**Given data**
::::

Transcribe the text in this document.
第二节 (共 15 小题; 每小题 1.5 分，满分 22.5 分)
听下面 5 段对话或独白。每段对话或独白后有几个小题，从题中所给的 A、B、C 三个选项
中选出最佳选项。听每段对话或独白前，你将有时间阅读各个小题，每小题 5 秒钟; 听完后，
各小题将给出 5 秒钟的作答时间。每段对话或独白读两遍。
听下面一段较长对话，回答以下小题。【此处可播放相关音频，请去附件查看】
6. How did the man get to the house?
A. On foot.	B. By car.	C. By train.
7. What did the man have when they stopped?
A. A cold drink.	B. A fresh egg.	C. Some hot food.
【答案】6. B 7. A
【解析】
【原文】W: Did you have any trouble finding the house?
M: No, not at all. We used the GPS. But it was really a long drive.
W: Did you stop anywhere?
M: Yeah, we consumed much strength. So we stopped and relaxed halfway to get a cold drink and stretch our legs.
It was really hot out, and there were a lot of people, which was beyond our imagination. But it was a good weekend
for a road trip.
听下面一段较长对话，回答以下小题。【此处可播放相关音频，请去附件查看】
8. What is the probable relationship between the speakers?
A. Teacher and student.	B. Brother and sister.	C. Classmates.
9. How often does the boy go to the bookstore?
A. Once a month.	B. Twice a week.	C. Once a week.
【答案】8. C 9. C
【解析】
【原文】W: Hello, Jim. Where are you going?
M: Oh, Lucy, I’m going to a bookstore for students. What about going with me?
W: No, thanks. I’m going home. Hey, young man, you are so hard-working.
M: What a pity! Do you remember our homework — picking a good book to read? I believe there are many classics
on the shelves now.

::::

**Task prompt**
Print all the data exactly.

**Correct result**
Transcribe the text in this document.
第二节 (共 15 小题; 每小题 1.5 分，满分 22.5 分)
听下面 5 段对话或独白。每段对话或独白后有几个小题，从题中所给的 A、B、C 三个选项
中选出最佳选项。听每段对话或独白前，你将有时间阅读各个小题，每小题 5 秒钟; 听完后，
各小题将给出 5 秒钟的作答时间。每段对话或独白读两遍。
听下面一段较长对话，回答以下小题。【此处可播放相关音频，请去附件查看】
6. How did the man get to the house?
A. On foot.	B. By car.	C. By train.
7. What did the man have when they stopped?
A. A cold drink.	B. A fresh egg.	C. Some hot food.
【答案】6. B 7. A
【解析】
【原文】W: Did you have any trouble finding the house?
M: No, not at all. We used the GPS. But it was really a long drive.
W: Did you stop anywhere?
M: Yeah, we consumed much strength. So we stopped and relaxed halfway to get a cold drink and stretch our legs.
It was really hot out, and there were a lot of people, which was beyond our imagination. But it was a good weekend
for a road trip.
听下面一段较长对话，回答以下小题。【此处可播放相关音频，请去附件查看】
8. What is the probable relationship between the speakers?
A. Teacher and student.	B. Brother and sister.	C. Classmates.
9. How often does the boy go to the bookstore?
A. Once a month.	B. Twice a week.	C. Once a week.
【答案】8. C 9. C
【解析】
【原文】W: Hello, Jim. Where are you going?
M: Oh, Lucy, I’m going to a bookstore for students. What about going with me?
W: No, thanks. I’m going home. Hey, young man, you are so hard-working.
M: What a pity! Do you remember our homework — picking a good book to read? I believe there are many classics
on the shelves now.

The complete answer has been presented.